Given task: Quote all of the data that follows exactly as written, skipping the images.

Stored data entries
..........

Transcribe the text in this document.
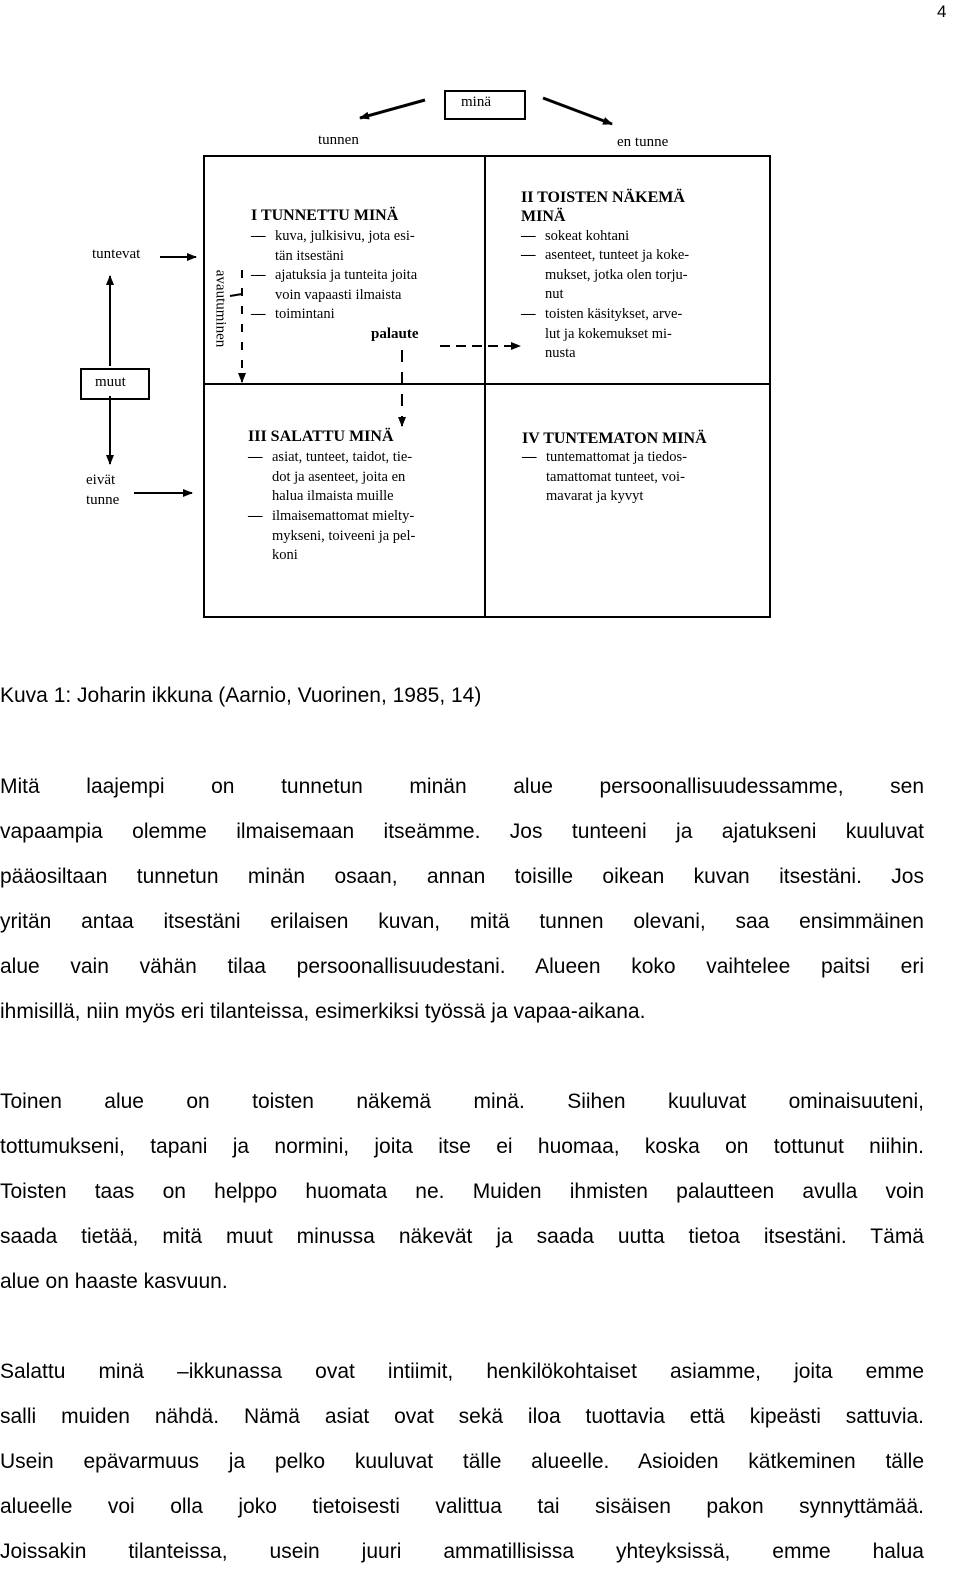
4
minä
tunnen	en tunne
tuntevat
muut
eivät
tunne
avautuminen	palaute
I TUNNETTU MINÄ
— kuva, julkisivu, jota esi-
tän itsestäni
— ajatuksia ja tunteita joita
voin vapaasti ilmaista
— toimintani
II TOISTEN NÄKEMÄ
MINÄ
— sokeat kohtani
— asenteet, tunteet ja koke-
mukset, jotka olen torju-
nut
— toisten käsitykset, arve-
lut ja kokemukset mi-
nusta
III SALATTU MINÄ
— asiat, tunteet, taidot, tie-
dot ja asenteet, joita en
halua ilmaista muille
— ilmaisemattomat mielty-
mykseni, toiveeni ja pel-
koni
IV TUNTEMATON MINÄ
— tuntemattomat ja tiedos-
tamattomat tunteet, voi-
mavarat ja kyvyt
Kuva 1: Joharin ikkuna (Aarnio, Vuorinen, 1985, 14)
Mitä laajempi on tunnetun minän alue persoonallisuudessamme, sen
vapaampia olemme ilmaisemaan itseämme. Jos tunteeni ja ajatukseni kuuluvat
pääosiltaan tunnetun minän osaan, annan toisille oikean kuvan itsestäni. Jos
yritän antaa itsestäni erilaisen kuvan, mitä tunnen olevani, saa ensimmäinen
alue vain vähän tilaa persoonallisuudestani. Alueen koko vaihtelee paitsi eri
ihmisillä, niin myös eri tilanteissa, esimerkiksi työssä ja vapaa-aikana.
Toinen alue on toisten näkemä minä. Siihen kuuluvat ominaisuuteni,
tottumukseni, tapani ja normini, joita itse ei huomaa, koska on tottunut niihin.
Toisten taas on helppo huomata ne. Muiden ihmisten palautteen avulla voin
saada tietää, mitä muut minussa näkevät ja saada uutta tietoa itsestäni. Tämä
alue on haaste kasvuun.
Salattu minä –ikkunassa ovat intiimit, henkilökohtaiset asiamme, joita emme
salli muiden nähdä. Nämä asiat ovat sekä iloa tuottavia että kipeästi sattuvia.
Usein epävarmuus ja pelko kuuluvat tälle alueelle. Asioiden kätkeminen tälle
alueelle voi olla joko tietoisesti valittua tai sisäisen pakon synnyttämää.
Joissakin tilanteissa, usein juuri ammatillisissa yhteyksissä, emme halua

..........

Output below:
Transcribe the text in this document.
4
minä
tunnen	en tunne
tuntevat
muut
eivät
tunne
avautuminen	palaute
I TUNNETTU MINÄ
— kuva, julkisivu, jota esi-
tän itsestäni
— ajatuksia ja tunteita joita
voin vapaasti ilmaista
— toimintani
II TOISTEN NÄKEMÄ
MINÄ
— sokeat kohtani
— asenteet, tunteet ja koke-
mukset, jotka olen torju-
nut
— toisten käsitykset, arve-
lut ja kokemukset mi-
nusta
III SALATTU MINÄ
— asiat, tunteet, taidot, tie-
dot ja asenteet, joita en
halua ilmaista muille
— ilmaisemattomat mielty-
mykseni, toiveeni ja pel-
koni
IV TUNTEMATON MINÄ
— tuntemattomat ja tiedos-
tamattomat tunteet, voi-
mavarat ja kyvyt
Kuva 1: Joharin ikkuna (Aarnio, Vuorinen, 1985, 14)
Mitä laajempi on tunnetun minän alue persoonallisuudessamme, sen
vapaampia olemme ilmaisemaan itseämme. Jos tunteeni ja ajatukseni kuuluvat
pääosiltaan tunnetun minän osaan, annan toisille oikean kuvan itsestäni. Jos
yritän antaa itsestäni erilaisen kuvan, mitä tunnen olevani, saa ensimmäinen
alue vain vähän tilaa persoonallisuudestani. Alueen koko vaihtelee paitsi eri
ihmisillä, niin myös eri tilanteissa, esimerkiksi työssä ja vapaa-aikana.
Toinen alue on toisten näkemä minä. Siihen kuuluvat ominaisuuteni,
tottumukseni, tapani ja normini, joita itse ei huomaa, koska on tottunut niihin.
Toisten taas on helppo huomata ne. Muiden ihmisten palautteen avulla voin
saada tietää, mitä muut minussa näkevät ja saada uutta tietoa itsestäni. Tämä
alue on haaste kasvuun.
Salattu minä –ikkunassa ovat intiimit, henkilökohtaiset asiamme, joita emme
salli muiden nähdä. Nämä asiat ovat sekä iloa tuottavia että kipeästi sattuvia.
Usein epävarmuus ja pelko kuuluvat tälle alueelle. Asioiden kätkeminen tälle
alueelle voi olla joko tietoisesti valittua tai sisäisen pakon synnyttämää.
Joissakin tilanteissa, usein juuri ammatillisissa yhteyksissä, emme halua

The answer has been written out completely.